=== Directions ===
Give only the count of lines containing "nutrient".
□ □ □
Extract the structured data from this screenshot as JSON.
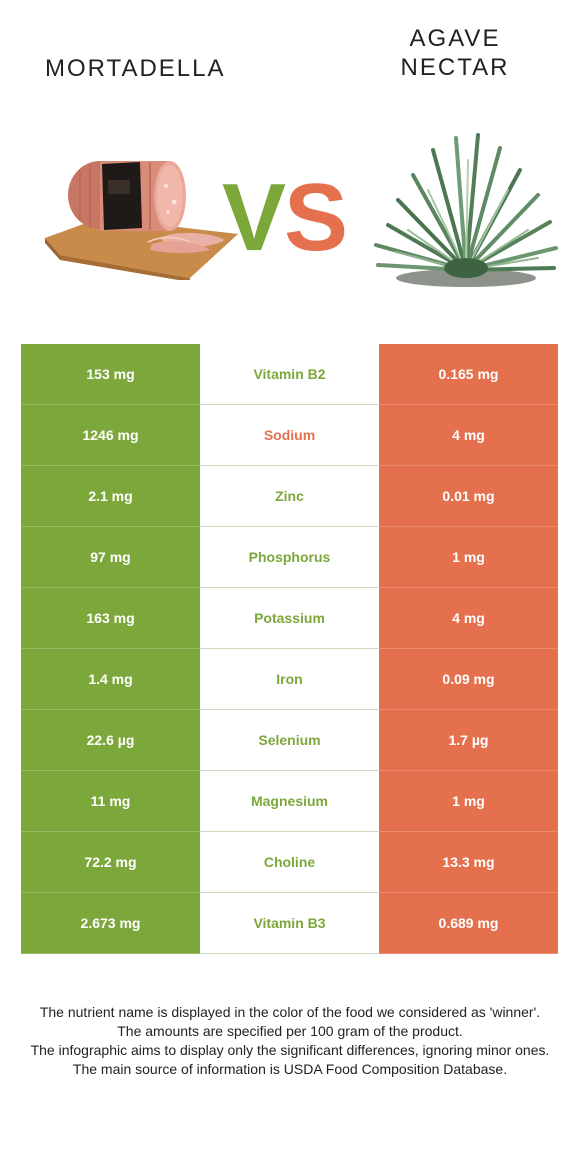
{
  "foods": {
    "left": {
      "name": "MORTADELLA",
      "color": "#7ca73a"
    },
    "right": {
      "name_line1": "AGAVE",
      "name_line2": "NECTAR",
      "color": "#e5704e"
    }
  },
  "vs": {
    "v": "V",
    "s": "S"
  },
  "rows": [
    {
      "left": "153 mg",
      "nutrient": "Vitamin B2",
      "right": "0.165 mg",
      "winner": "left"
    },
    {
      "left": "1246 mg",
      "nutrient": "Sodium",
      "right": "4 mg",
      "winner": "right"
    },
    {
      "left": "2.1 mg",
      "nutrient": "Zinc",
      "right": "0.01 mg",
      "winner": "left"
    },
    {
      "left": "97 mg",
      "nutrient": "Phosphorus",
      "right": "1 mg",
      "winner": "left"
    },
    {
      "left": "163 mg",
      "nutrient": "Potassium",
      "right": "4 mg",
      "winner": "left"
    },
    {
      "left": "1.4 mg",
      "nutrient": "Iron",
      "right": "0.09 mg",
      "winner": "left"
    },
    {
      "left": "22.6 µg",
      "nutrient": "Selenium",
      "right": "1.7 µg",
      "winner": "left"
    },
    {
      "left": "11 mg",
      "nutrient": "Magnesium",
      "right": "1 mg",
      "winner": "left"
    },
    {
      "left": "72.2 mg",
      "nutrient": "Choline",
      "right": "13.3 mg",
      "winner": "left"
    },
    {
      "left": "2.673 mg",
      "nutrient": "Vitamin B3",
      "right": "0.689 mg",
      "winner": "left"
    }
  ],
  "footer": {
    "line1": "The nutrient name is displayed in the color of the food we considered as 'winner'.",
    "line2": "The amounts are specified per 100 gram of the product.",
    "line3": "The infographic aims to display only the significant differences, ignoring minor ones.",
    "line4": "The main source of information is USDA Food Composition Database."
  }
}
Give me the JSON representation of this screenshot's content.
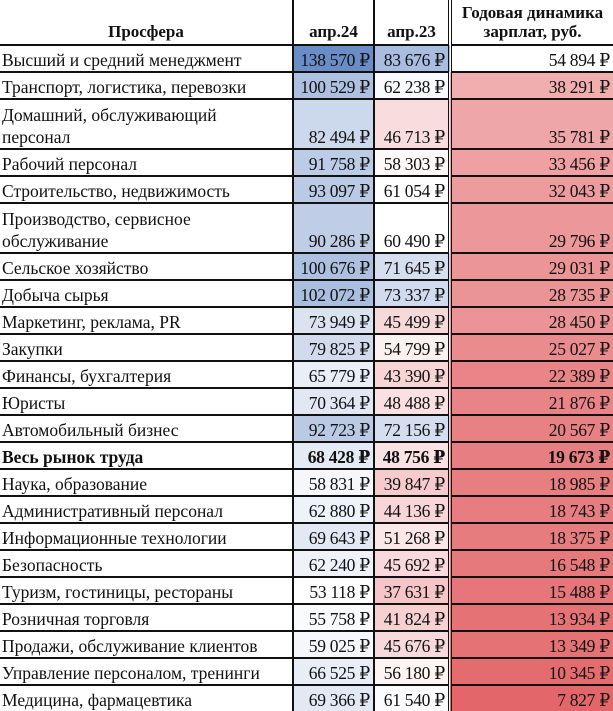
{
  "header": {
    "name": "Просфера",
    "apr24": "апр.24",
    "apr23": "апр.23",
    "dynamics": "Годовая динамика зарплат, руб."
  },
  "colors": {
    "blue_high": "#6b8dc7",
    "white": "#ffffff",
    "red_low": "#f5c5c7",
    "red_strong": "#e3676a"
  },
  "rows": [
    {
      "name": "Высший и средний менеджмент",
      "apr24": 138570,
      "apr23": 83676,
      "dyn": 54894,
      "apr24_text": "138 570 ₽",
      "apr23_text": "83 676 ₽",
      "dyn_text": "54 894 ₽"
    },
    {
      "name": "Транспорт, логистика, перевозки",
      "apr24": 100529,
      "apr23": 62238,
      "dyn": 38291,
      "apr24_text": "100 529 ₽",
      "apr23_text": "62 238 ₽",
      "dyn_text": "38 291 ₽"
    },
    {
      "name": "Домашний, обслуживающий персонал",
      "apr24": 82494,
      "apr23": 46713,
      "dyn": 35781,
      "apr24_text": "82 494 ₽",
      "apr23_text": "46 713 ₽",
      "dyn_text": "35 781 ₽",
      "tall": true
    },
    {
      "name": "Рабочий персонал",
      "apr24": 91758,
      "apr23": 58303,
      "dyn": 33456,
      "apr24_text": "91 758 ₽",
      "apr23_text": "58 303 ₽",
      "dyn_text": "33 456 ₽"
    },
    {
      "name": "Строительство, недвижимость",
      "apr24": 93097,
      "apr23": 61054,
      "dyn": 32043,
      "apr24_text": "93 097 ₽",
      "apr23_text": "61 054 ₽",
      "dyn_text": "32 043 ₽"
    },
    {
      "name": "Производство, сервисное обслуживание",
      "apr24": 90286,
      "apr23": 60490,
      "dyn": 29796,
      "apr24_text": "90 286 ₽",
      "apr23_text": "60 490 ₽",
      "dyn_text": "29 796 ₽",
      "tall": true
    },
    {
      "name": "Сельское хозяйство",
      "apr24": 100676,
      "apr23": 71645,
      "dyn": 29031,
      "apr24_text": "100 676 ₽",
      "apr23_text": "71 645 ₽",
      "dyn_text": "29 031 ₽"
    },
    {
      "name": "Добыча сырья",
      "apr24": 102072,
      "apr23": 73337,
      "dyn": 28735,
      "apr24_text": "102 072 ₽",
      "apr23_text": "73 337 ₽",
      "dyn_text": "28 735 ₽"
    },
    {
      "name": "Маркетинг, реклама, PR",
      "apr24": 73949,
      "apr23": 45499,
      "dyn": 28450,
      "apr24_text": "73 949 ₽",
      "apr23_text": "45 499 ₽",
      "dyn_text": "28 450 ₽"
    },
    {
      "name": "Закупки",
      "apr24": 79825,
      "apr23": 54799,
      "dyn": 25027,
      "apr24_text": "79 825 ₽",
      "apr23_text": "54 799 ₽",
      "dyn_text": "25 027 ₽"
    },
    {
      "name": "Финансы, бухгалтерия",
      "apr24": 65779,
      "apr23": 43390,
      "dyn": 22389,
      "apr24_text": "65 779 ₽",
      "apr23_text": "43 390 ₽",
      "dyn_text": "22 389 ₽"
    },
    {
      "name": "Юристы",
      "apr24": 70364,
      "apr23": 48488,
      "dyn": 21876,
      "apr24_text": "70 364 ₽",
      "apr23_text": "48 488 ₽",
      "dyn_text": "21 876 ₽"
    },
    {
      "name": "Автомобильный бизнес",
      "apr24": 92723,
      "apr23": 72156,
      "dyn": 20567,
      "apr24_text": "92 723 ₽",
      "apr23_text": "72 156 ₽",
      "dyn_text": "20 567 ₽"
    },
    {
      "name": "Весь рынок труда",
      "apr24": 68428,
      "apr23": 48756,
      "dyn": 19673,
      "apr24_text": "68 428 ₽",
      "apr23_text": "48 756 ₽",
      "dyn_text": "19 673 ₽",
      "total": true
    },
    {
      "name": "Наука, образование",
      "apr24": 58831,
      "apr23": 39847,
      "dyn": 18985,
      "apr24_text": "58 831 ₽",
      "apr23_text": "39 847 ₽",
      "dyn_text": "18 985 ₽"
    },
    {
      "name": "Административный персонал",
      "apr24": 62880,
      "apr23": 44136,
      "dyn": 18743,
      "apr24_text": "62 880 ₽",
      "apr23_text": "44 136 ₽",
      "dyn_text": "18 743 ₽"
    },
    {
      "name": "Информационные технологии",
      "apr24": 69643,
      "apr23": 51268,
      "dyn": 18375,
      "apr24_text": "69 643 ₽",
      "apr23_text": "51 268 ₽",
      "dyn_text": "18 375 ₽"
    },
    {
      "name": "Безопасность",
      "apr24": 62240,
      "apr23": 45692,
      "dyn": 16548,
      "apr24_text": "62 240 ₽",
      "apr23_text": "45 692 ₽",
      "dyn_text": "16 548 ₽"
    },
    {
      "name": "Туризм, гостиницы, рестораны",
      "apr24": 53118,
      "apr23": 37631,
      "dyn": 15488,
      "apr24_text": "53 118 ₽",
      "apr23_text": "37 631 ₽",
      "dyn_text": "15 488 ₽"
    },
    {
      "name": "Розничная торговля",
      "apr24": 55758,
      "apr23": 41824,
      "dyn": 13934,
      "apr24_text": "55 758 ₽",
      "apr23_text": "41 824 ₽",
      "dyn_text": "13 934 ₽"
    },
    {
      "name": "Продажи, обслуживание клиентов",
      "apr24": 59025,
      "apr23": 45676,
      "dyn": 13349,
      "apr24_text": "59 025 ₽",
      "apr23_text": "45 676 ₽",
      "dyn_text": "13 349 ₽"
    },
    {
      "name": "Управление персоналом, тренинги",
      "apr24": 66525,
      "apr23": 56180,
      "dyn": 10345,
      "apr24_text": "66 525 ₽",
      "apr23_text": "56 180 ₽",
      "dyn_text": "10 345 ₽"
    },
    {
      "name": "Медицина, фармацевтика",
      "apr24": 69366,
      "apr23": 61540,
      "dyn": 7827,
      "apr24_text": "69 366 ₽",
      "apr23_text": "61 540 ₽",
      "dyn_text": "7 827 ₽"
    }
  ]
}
□ □ □
=== Expected answer ===
11